───── Source data ─────

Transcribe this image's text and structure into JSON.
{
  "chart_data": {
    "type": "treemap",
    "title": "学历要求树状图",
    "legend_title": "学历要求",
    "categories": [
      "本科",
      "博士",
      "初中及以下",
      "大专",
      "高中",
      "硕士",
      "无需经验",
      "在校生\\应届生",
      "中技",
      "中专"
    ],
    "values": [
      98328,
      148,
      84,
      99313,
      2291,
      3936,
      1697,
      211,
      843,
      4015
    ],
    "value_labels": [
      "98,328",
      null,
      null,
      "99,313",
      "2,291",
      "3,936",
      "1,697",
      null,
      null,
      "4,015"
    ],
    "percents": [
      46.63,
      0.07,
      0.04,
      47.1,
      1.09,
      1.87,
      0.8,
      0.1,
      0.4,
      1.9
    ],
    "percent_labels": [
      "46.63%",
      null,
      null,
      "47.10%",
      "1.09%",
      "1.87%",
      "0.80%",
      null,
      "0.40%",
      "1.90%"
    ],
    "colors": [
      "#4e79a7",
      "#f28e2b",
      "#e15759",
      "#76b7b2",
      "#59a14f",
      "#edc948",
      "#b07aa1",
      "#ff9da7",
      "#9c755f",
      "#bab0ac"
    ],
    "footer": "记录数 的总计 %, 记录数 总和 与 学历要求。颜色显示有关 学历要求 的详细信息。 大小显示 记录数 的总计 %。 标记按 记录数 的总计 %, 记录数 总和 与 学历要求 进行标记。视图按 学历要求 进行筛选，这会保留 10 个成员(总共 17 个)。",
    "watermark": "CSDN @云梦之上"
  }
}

─────

Requirement: Each record above should be output again exactly.

Complete answer:
Transcribe this image's text and structure into JSON.
{
  "chart_data": {
    "type": "treemap",
    "title": "学历要求树状图",
    "legend_title": "学历要求",
    "categories": [
      "本科",
      "博士",
      "初中及以下",
      "大专",
      "高中",
      "硕士",
      "无需经验",
      "在校生\\应届生",
      "中技",
      "中专"
    ],
    "values": [
      98328,
      148,
      84,
      99313,
      2291,
      3936,
      1697,
      211,
      843,
      4015
    ],
    "value_labels": [
      "98,328",
      null,
      null,
      "99,313",
      "2,291",
      "3,936",
      "1,697",
      null,
      null,
      "4,015"
    ],
    "percents": [
      46.63,
      0.07,
      0.04,
      47.1,
      1.09,
      1.87,
      0.8,
      0.1,
      0.4,
      1.9
    ],
    "percent_labels": [
      "46.63%",
      null,
      null,
      "47.10%",
      "1.09%",
      "1.87%",
      "0.80%",
      null,
      "0.40%",
      "1.90%"
    ],
    "colors": [
      "#4e79a7",
      "#f28e2b",
      "#e15759",
      "#76b7b2",
      "#59a14f",
      "#edc948",
      "#b07aa1",
      "#ff9da7",
      "#9c755f",
      "#bab0ac"
    ],
    "footer": "记录数 的总计 %, 记录数 总和 与 学历要求。颜色显示有关 学历要求 的详细信息。 大小显示 记录数 的总计 %。 标记按 记录数 的总计 %, 记录数 总和 与 学历要求 进行标记。视图按 学历要求 进行筛选，这会保留 10 个成员(总共 17 个)。",
    "watermark": "CSDN @云梦之上"
  }
}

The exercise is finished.